[Element boundary data]
╔══

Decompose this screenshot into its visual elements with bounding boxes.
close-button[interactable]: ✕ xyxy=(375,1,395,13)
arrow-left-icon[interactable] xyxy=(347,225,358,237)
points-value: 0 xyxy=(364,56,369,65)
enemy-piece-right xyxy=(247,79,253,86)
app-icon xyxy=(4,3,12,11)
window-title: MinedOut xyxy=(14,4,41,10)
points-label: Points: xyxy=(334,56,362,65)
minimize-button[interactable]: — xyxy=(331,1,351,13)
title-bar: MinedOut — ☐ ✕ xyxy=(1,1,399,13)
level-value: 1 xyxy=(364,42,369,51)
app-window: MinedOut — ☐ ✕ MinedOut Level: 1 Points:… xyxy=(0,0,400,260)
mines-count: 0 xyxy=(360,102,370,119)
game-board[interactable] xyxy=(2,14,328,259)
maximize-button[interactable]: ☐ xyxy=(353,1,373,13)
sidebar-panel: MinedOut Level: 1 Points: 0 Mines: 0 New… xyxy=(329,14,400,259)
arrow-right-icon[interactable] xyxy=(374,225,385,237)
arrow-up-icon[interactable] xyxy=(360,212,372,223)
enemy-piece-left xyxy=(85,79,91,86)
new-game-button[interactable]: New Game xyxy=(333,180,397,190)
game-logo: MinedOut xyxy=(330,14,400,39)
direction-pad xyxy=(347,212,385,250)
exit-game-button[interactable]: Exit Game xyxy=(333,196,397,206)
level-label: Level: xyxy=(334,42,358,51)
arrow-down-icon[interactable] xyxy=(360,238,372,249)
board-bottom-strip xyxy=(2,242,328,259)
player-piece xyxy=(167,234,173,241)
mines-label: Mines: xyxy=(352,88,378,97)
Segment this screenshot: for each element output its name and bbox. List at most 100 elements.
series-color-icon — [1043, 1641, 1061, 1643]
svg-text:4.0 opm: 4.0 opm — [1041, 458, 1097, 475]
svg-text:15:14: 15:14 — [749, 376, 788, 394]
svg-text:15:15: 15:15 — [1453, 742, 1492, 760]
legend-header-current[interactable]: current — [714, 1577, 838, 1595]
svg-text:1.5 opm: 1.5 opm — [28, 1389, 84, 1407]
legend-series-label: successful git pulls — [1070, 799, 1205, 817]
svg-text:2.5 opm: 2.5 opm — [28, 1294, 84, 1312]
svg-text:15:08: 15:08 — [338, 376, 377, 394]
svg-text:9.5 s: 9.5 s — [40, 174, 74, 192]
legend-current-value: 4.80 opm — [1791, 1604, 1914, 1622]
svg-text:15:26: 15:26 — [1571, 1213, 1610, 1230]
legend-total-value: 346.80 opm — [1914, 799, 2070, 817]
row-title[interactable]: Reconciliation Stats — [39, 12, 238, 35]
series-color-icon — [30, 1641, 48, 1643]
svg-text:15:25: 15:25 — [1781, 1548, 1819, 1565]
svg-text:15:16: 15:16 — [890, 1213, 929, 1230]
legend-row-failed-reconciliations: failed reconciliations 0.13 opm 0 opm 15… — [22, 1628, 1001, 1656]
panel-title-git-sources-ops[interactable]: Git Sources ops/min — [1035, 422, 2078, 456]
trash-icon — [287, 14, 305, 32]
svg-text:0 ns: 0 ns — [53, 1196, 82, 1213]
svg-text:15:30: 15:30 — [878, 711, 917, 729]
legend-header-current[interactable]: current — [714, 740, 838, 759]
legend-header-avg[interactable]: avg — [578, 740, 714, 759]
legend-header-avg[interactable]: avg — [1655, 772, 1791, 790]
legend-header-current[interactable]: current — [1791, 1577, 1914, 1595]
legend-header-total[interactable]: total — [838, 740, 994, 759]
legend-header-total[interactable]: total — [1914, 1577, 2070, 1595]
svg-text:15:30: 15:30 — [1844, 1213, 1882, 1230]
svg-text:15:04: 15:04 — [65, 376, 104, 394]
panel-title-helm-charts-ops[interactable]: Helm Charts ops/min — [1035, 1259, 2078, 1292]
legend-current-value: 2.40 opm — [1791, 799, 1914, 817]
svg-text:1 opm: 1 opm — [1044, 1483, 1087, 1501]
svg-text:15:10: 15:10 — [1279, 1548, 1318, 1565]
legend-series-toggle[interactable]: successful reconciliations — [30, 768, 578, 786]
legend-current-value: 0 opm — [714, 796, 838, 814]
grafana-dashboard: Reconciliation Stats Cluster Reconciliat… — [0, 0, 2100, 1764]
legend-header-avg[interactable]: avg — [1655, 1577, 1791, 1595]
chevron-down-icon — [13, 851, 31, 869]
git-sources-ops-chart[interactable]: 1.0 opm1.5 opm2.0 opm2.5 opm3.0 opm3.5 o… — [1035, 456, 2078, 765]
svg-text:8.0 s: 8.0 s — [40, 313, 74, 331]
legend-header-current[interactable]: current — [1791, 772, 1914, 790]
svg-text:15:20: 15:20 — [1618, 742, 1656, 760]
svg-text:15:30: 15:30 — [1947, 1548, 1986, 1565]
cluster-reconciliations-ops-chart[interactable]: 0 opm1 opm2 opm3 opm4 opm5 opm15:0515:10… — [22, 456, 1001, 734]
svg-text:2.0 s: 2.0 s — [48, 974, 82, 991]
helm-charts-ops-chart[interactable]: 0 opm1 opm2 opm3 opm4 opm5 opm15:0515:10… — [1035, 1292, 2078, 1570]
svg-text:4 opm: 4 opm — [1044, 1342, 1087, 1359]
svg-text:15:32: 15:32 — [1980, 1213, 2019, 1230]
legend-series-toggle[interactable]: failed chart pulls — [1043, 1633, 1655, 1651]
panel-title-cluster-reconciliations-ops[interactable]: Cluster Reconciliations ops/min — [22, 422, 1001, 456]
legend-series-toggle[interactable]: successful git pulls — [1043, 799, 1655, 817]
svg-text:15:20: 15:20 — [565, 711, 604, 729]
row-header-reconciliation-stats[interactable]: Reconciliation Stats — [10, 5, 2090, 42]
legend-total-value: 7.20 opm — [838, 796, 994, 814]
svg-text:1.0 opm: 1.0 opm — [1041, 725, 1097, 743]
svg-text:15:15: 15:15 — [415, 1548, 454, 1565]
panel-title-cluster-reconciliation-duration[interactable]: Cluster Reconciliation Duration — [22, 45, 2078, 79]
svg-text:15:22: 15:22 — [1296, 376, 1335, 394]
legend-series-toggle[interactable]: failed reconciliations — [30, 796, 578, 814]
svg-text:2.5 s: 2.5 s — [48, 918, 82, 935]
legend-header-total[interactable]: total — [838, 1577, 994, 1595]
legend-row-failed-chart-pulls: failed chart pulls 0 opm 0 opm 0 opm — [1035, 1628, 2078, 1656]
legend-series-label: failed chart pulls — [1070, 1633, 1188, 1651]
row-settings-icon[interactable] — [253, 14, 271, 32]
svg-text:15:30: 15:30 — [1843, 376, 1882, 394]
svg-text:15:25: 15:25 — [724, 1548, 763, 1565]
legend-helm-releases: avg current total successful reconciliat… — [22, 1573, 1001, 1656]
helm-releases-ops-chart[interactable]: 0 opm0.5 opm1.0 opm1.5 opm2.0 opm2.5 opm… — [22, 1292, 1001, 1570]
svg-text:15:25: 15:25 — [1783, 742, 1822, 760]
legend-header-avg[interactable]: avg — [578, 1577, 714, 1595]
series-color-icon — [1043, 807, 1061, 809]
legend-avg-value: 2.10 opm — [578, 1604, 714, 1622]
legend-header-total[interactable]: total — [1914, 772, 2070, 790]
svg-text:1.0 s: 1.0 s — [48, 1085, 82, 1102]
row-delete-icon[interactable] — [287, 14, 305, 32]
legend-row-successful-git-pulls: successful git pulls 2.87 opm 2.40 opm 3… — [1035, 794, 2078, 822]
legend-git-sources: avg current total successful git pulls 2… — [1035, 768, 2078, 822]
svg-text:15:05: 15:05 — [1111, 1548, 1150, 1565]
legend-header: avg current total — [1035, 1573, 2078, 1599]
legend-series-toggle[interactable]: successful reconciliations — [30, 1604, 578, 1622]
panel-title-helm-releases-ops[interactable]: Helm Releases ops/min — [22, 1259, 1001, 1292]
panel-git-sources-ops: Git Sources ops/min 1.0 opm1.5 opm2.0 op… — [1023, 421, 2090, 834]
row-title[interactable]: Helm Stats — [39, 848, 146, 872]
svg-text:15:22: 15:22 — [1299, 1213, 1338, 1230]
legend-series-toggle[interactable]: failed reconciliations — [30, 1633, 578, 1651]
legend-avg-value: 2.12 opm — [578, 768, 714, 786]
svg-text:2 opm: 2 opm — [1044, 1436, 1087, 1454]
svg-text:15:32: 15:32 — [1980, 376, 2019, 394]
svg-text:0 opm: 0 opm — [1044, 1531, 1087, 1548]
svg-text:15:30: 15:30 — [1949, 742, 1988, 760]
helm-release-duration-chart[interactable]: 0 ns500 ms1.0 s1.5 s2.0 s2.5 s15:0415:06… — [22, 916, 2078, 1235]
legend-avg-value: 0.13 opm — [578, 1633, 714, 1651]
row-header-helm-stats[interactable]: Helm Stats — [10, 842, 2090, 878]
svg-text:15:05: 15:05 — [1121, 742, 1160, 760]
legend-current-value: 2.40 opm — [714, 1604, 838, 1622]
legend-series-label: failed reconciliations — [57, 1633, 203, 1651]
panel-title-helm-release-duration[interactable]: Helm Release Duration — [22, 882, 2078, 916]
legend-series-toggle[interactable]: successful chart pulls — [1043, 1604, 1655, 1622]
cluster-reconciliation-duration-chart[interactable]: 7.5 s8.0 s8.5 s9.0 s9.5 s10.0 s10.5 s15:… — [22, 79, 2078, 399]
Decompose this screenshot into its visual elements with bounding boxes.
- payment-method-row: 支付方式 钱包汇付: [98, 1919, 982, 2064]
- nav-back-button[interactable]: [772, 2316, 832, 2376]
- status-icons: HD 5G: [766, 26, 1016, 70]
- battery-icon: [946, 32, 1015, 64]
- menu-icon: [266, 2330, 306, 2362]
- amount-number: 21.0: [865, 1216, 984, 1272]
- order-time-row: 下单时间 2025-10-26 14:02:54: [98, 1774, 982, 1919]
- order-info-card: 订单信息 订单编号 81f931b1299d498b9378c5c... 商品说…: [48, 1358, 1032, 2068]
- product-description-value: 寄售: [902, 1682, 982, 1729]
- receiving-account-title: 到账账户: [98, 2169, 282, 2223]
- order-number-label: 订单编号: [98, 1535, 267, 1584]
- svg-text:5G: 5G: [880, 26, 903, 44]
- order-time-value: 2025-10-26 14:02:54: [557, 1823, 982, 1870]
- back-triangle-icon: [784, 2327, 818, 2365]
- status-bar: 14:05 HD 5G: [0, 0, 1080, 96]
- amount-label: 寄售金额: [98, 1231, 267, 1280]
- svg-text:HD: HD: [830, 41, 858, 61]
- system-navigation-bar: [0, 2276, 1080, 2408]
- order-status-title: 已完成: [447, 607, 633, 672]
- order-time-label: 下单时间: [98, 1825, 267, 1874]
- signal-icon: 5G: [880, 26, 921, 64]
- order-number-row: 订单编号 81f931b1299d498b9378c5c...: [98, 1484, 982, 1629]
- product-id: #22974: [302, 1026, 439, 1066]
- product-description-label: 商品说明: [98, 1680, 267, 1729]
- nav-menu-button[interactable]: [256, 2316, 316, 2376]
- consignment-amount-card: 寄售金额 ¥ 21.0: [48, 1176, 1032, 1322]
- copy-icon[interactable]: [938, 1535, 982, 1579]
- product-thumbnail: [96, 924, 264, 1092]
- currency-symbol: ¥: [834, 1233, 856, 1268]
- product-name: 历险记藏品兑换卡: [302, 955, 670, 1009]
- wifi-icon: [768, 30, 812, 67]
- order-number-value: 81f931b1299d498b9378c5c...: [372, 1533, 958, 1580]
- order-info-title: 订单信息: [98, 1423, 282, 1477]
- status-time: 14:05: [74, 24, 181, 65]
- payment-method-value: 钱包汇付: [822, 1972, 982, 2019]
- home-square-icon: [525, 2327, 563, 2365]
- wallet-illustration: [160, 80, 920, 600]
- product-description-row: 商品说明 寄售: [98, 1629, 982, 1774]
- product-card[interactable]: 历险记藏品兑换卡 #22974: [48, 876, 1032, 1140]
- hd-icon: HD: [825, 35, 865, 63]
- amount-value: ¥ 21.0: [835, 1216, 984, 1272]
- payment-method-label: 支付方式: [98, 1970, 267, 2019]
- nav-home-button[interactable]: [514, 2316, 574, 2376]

╚══

## Description of the task:
Reproduce the data verbatim from its first line through the line containing "window-title: MinedOut xyxy=(14,4,41,10)", including both of those lines and nothing after them.

## Output of the task:
Decompose this screenshot into its visual elements with bounding boxes.
close-button[interactable]: ✕ xyxy=(375,1,395,13)
arrow-left-icon[interactable] xyxy=(347,225,358,237)
points-value: 0 xyxy=(364,56,369,65)
enemy-piece-right xyxy=(247,79,253,86)
app-icon xyxy=(4,3,12,11)
window-title: MinedOut xyxy=(14,4,41,10)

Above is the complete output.